◆ Source excerpt ◆
— start —

The problem as my wife informed me was that an associate of hers was about to be made homeless, and she wished to offer a room in our house for a while, I would point out that We have made many such gestures in the past, both financially and in respect of other assistance, and it has left us both broke and tired, and having to borrow from my parents. My thoughts are an absolute 'no', no more helping people until we are both back on our feet again, and we are not working 60-70 hour weeks. However, she feels that we should do something, but I feel another drain coming on our already dwindling resources, 

thoughts please thank you


----------



## Navdeep88 (Jan 5, 2012)

Harry Ji,

I don't have a solution to offer, but I do have a perspective, and its my mamas. 

She always talks about "dhana pani"... uhhh... "grain water". How God pretty much plans out every meal you'll ever have before you even get here. And through this excuse or that, this convuluted plan or that, each person is fed the meal they're supposed to be fed, at the hands of the person they're supposed to be fed from. 

About two years ago, my older brother left abruptly for another province... we started to clear out his room b/c he'd gone for work (to get some sort of license)... and about two days later, through relatives a student showed up at my parent's door. and he lived in that room for two years. almost as if the room had been cleared for him without any of us really knowing. 

As for the money, I know the pressure of it sucks but if you're doing a good deed, surely there will be things arranged for you. the only thing: perhaps set up some ground rules so you don't get taken advantage of. you should offer help to the point where the person is able to help themself... there's no need to be breaking your back if the person receiving help is either 1)ungrateful 2)unwilling to stand up on their own feet.


----------



## Harry Haller (Jan 5, 2012)

Navdeep88ji, 

Many thanks for your reply, I think there is another aspect to Seva though, firstly, not all good seva is good seva, you can encourage people to stop fighting by helping, that is human nature, and secondly, on an airplane do they not say, put the oxygen mask on yourself first before your children


----------



## Navdeep88 (Jan 5, 2012)

for sure harry ji, 
your own well being comes first.


----------



## BaljinderS (Jan 5, 2012)

I agree with Navdeep.  You need to think about your family.


----------



## Ishna (Jan 5, 2012)

Harry ji

Could you reach a compromise that you could offer a fixed period of accommodation, say 4 weeks, after which the associate is expected to leave?  This is fraught with danger though, of not having the heart to kick someone out if they don't honour their end of the bargain.

Alternatively, I'm sure the British Government has an emergency housing program?  Could you do the legwork of making the calls and doing the research as to what needs to be done to get this associate into one of those programs?  You could offer a halfway house until they get into something else (if required)?

You shouldn't feel that you need to take this person in if doing so would be a burden to you / your family though.

What is Sian's point of view?  Does she feel it is within her resources?

Sat Sri Akal


----------



## Harry Haller (Jan 5, 2012)

Hi Sis, 

Sian would help everyone and anyone which is why she went through her mothers inheritance in 18 months, We have even cancelled going away in the past so that someone could use our going away money to buy food and pay rent, where do you draw the line between 'living' and living!

I personally think the more you help people, the more you take away their ability to fend for themselves, and also what is the point of us helping people and then having to seek help from my parents to cover what we have done for others?

— end —

◆ Provided data ◆
— start —

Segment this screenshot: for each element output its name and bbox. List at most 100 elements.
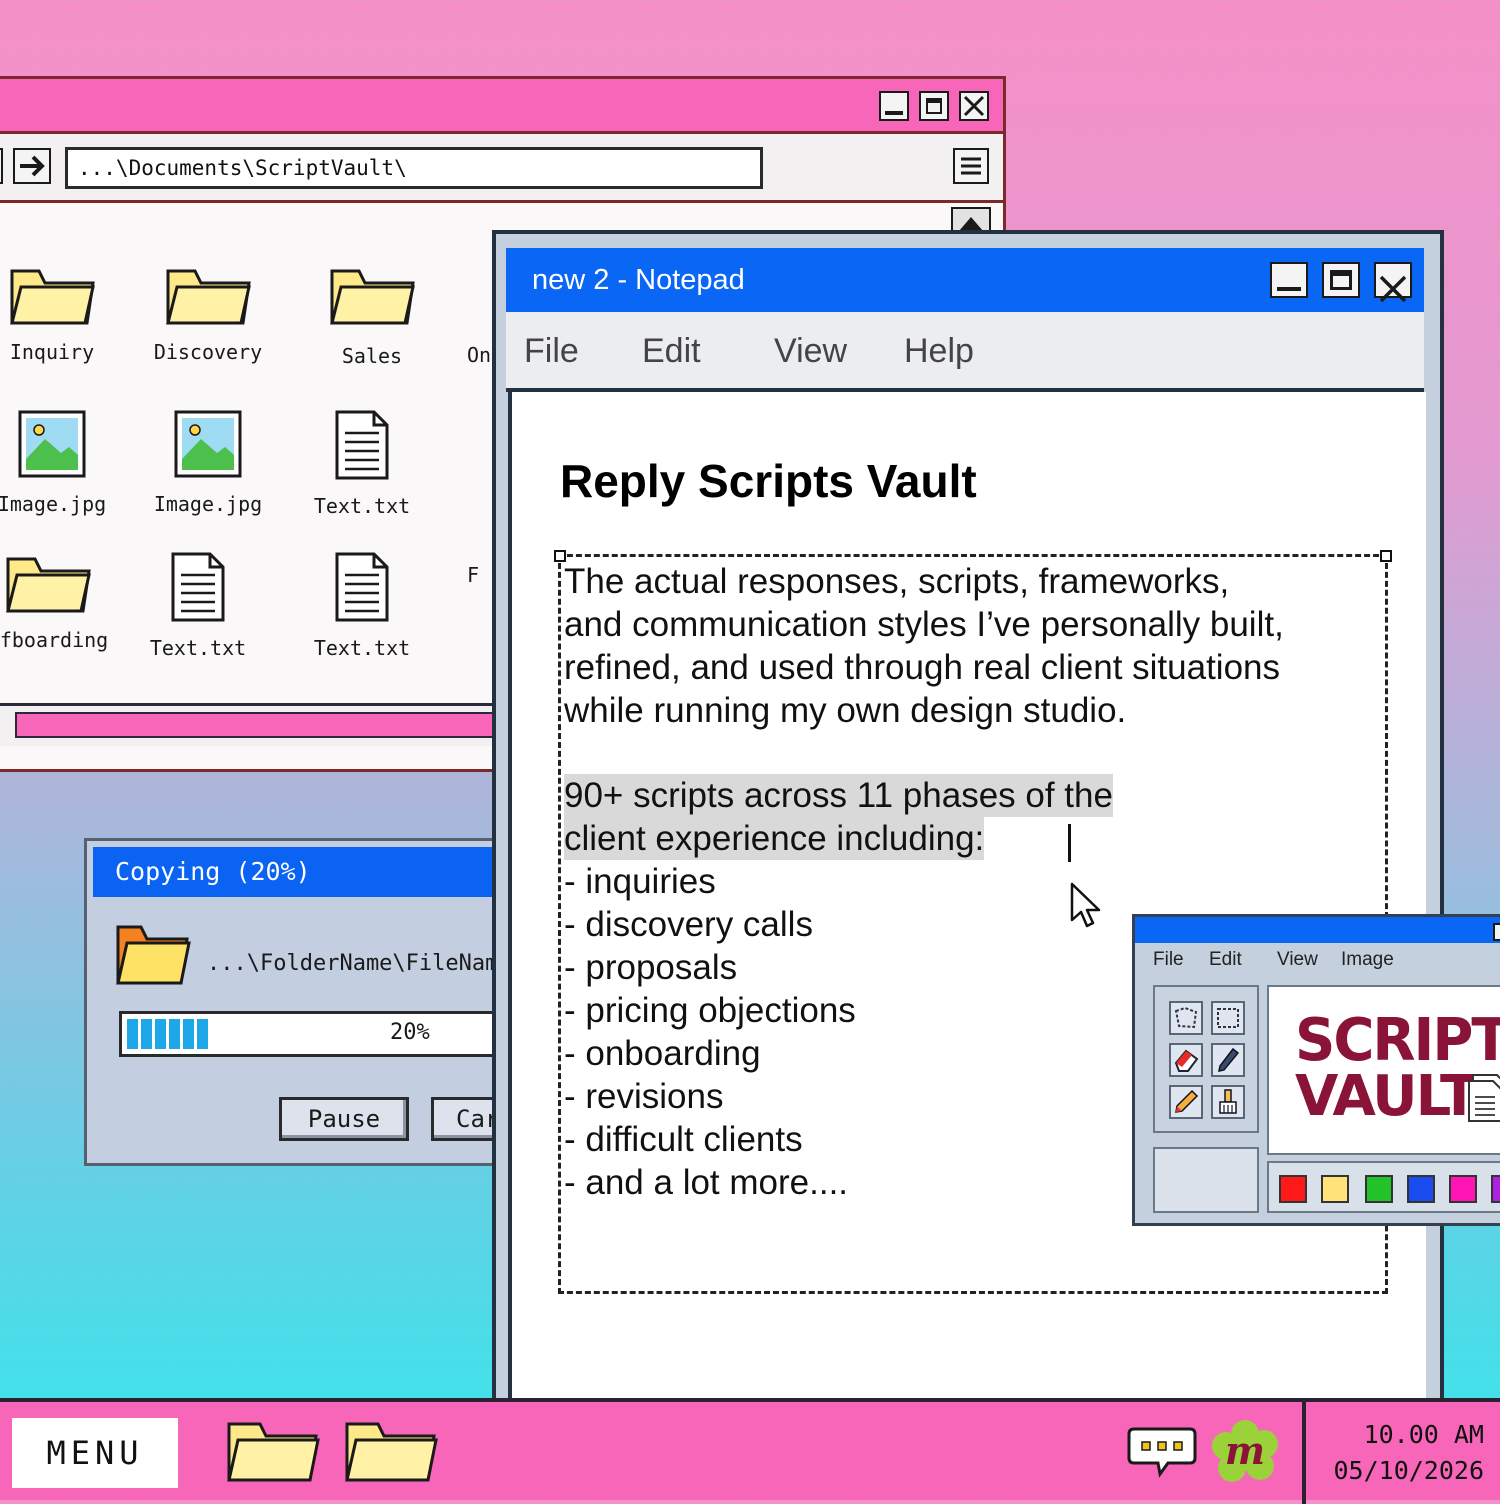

— end —

◆ Exercise description ◆
From the forum thread about taking in a homeless associate, reproduce word for word the passage that begins with the words containing "## Ishna (Jan" and ends with "your family though.".

◆ Exercise response ◆
## Ishna (Jan 5, 2012)

Harry ji

Could you reach a compromise that you could offer a fixed period of accommodation, say 4 weeks, after which the associate is expected to leave?  This is fraught with danger though, of not having the heart to kick someone out if they don't honour their end of the bargain.

Alternatively, I'm sure the British Government has an emergency housing program?  Could you do the legwork of making the calls and doing the research as to what needs to be done to get this associate into one of those programs?  You could offer a halfway house until they get into something else (if required)?

You shouldn't feel that you need to take this person in if doing so would be a burden to you / your family though.